REQUIREMENTS →
Identify all lines in the listing that include the word "beef", and copy them out.

+---+

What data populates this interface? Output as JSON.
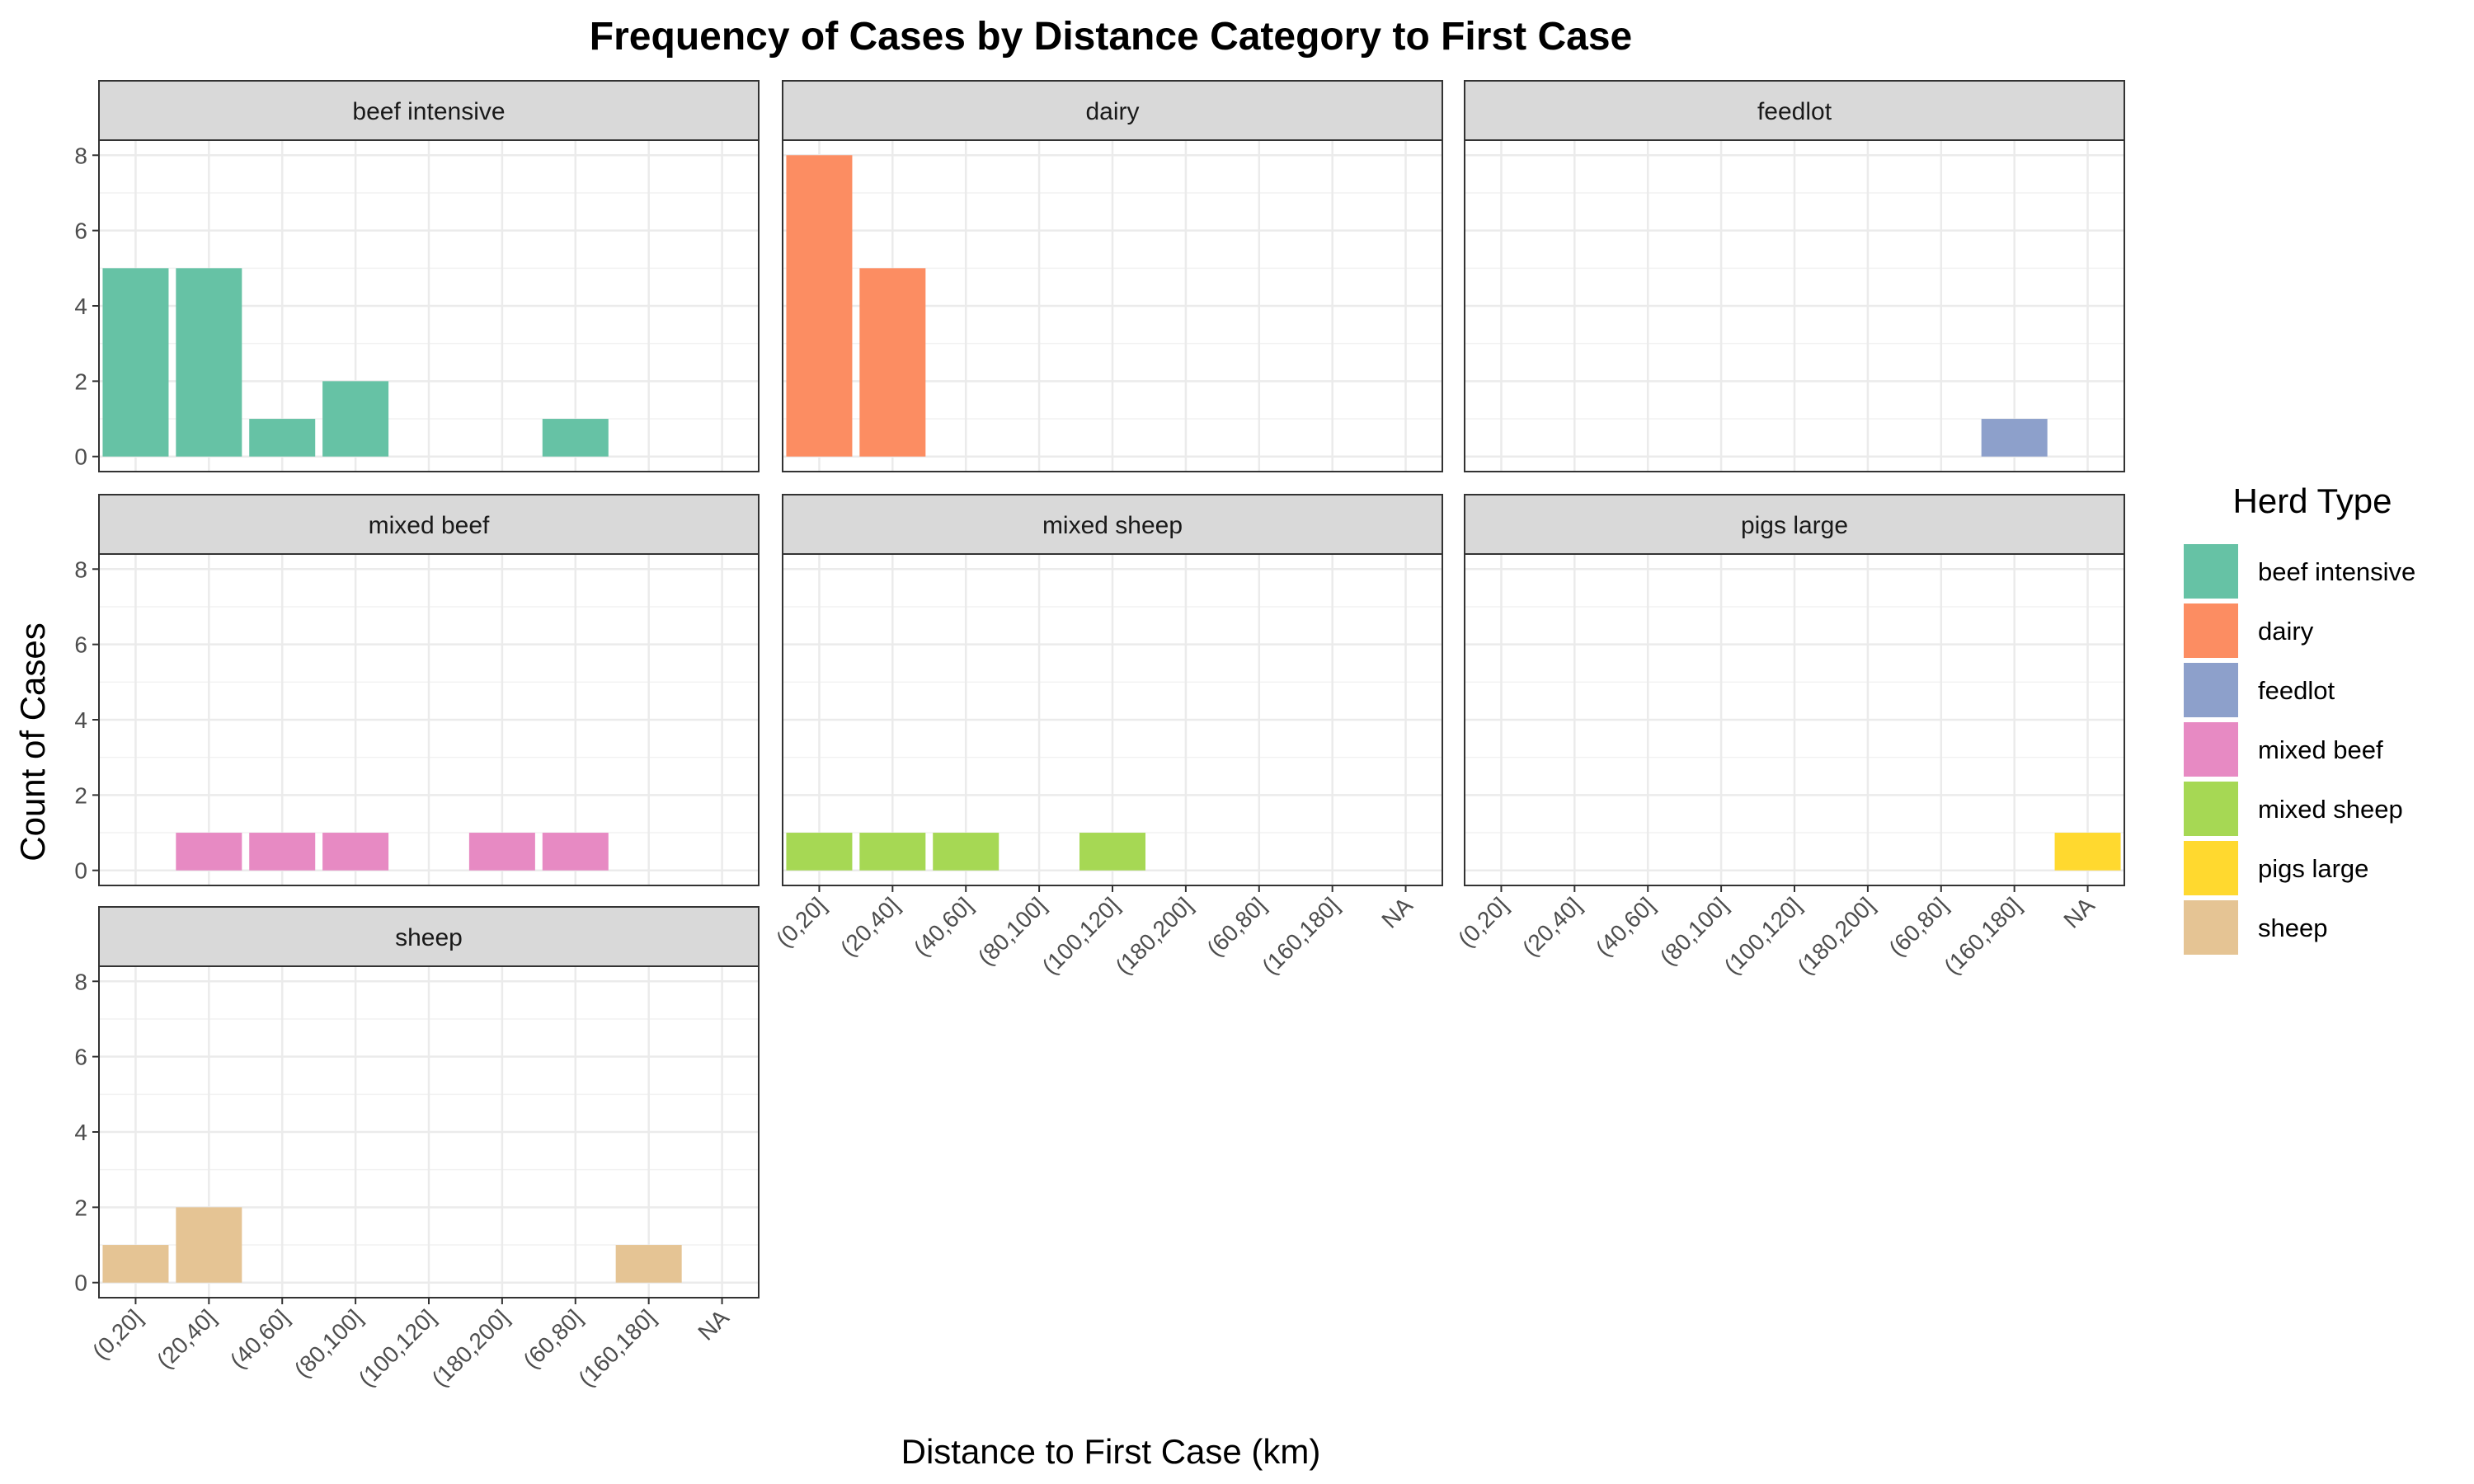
{
  "chart_data": {
    "type": "bar",
    "title": "Frequency of Cases by Distance Category to First Case",
    "xlabel": "Distance to First Case (km)",
    "ylabel": "Count of Cases",
    "categories": [
      "(0,20]",
      "(20,40]",
      "(40,60]",
      "(80,100]",
      "(100,120]",
      "(180,200]",
      "(60,80]",
      "(160,180]",
      "NA"
    ],
    "y_ticks": [
      0,
      2,
      4,
      6,
      8
    ],
    "ylim": [
      -0.4,
      8.4
    ],
    "grid": true,
    "legend": {
      "title": "Herd Type",
      "position": "right",
      "entries": [
        "beef intensive",
        "dairy",
        "feedlot",
        "mixed beef",
        "mixed sheep",
        "pigs large",
        "sheep"
      ]
    },
    "colors": {
      "beef intensive": "#66C2A5",
      "dairy": "#FC8D62",
      "feedlot": "#8DA0CB",
      "mixed beef": "#E78AC3",
      "mixed sheep": "#A6D854",
      "pigs large": "#FFD92F",
      "sheep": "#E5C494"
    },
    "facets": [
      {
        "name": "beef intensive",
        "values": [
          5,
          5,
          1,
          2,
          0,
          0,
          1,
          0,
          0
        ]
      },
      {
        "name": "dairy",
        "values": [
          8,
          5,
          0,
          0,
          0,
          0,
          0,
          0,
          0
        ]
      },
      {
        "name": "feedlot",
        "values": [
          0,
          0,
          0,
          0,
          0,
          0,
          0,
          1,
          0
        ]
      },
      {
        "name": "mixed beef",
        "values": [
          0,
          1,
          1,
          1,
          0,
          1,
          1,
          0,
          0
        ]
      },
      {
        "name": "mixed sheep",
        "values": [
          1,
          1,
          1,
          0,
          1,
          0,
          0,
          0,
          0
        ]
      },
      {
        "name": "pigs large",
        "values": [
          0,
          0,
          0,
          0,
          0,
          0,
          0,
          0,
          1
        ]
      },
      {
        "name": "sheep",
        "values": [
          1,
          2,
          0,
          0,
          0,
          0,
          0,
          1,
          0
        ]
      }
    ]
  }
}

+---+

EXPECTED OUTPUT →
        "beef intensive",
        "mixed beef",
      "beef intensive": "#66C2A5",
      "mixed beef": "#E78AC3",
        "name": "beef intensive",
        "name": "mixed beef",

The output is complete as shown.